--- RECORDS FOR THIS EXERCISE ---

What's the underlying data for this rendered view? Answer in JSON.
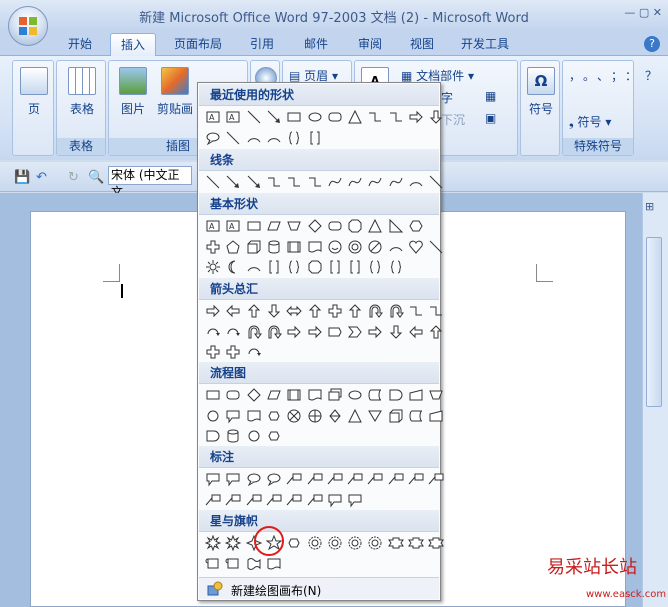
{
  "window": {
    "title": "新建 Microsoft Office Word 97-2003 文档 (2) - Microsoft Word",
    "controls": "— ▢ ✕"
  },
  "tabs": [
    "开始",
    "插入",
    "页面布局",
    "引用",
    "邮件",
    "审阅",
    "视图",
    "开发工具"
  ],
  "active_tab": "插入",
  "help": "?",
  "ribbon": {
    "pages": {
      "label": "页",
      "group": ""
    },
    "table": {
      "label": "表格",
      "group": "表格"
    },
    "picture": {
      "label": "图片",
      "clipart": "剪贴画",
      "group": "插图"
    },
    "header": {
      "label": "页眉"
    },
    "text_parts": {
      "label": "文档部件",
      "text_left": "字",
      "text_under": "下沉"
    },
    "symbol": {
      "big_label": "符号",
      "group_symbols": "",
      "special_label": "符号",
      "group_special": "特殊符号",
      "marks": "，。、；：？"
    }
  },
  "qat": {
    "font": "宋体 (中文正文"
  },
  "dropdown": {
    "sections": [
      "最近使用的形状",
      "线条",
      "基本形状",
      "箭头总汇",
      "流程图",
      "标注",
      "星与旗帜"
    ],
    "footer_label": "新建绘图画布(N)"
  },
  "watermark": {
    "text": "易采站长站",
    "url": "www.easck.com"
  },
  "colors": {
    "accent": "#15428b",
    "highlight": "#e21a1a"
  }
}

---

#### PROMPT
Return the material word for word. Pictures are not part of the copy.

#### RESPONSE FOR THIS EXERCISE
What's the underlying data for this rendered view? Answer in JSON.
{
  "window": {
    "title": "新建 Microsoft Office Word 97-2003 文档 (2) - Microsoft Word",
    "controls": "— ▢ ✕"
  },
  "tabs": [
    "开始",
    "插入",
    "页面布局",
    "引用",
    "邮件",
    "审阅",
    "视图",
    "开发工具"
  ],
  "active_tab": "插入",
  "help": "?",
  "ribbon": {
    "pages": {
      "label": "页",
      "group": ""
    },
    "table": {
      "label": "表格",
      "group": "表格"
    },
    "picture": {
      "label": "图片",
      "clipart": "剪贴画",
      "group": "插图"
    },
    "header": {
      "label": "页眉"
    },
    "text_parts": {
      "label": "文档部件",
      "text_left": "字",
      "text_under": "下沉"
    },
    "symbol": {
      "big_label": "符号",
      "group_symbols": "",
      "special_label": "符号",
      "group_special": "特殊符号",
      "marks": "，。、；：？"
    }
  },
  "qat": {
    "font": "宋体 (中文正文"
  },
  "dropdown": {
    "sections": [
      "最近使用的形状",
      "线条",
      "基本形状",
      "箭头总汇",
      "流程图",
      "标注",
      "星与旗帜"
    ],
    "footer_label": "新建绘图画布(N)"
  },
  "watermark": {
    "text": "易采站长站",
    "url": "www.easck.com"
  },
  "colors": {
    "accent": "#15428b",
    "highlight": "#e21a1a"
  }
}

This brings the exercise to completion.